[Required task]: Of all the lines in these entries, how many contain the string "Distribution"? Give only that count.

-- begin Records supplied --

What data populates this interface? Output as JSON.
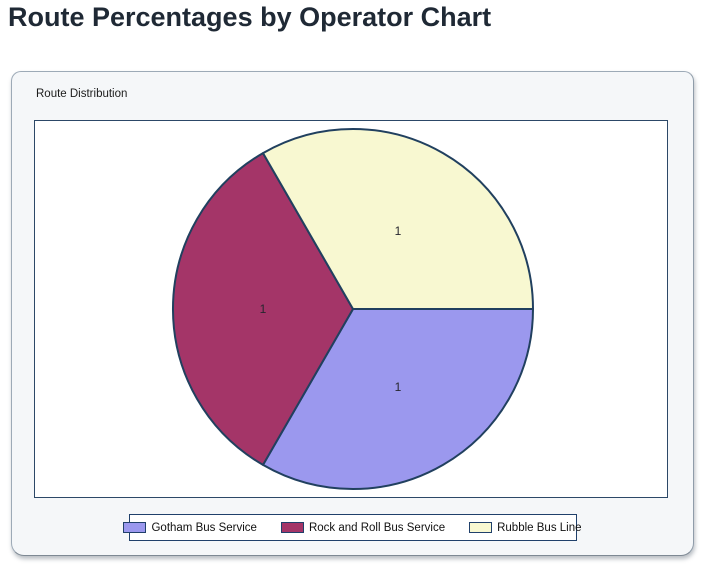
{
  "page": {
    "title": "Route Percentages by Operator Chart"
  },
  "panel": {
    "group_label": "Route Distribution"
  },
  "colors": {
    "title_text": "#1f2935",
    "panel_bg": "#f5f7f9",
    "panel_border": "#9daab7",
    "chart_area_border": "#2c4867",
    "pie_stroke": "#21405f",
    "legend_border": "#20406b",
    "data_label_text": "#26262e"
  },
  "chart_data": {
    "type": "pie",
    "title": "Route Distribution",
    "legend_position": "bottom",
    "start_angle_deg": 0,
    "direction": "clockwise",
    "data_labels_shown": true,
    "slices": [
      {
        "label": "Gotham Bus Service",
        "value": 1,
        "data_label": "1",
        "color": "#9b98ee"
      },
      {
        "label": "Rock and Roll Bus Service",
        "value": 1,
        "data_label": "1",
        "color": "#a43568"
      },
      {
        "label": "Rubble Bus Line",
        "value": 1,
        "data_label": "1",
        "color": "#f8f8d1"
      }
    ]
  }
}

-- end Records supplied --

[Solution for this problem]: 2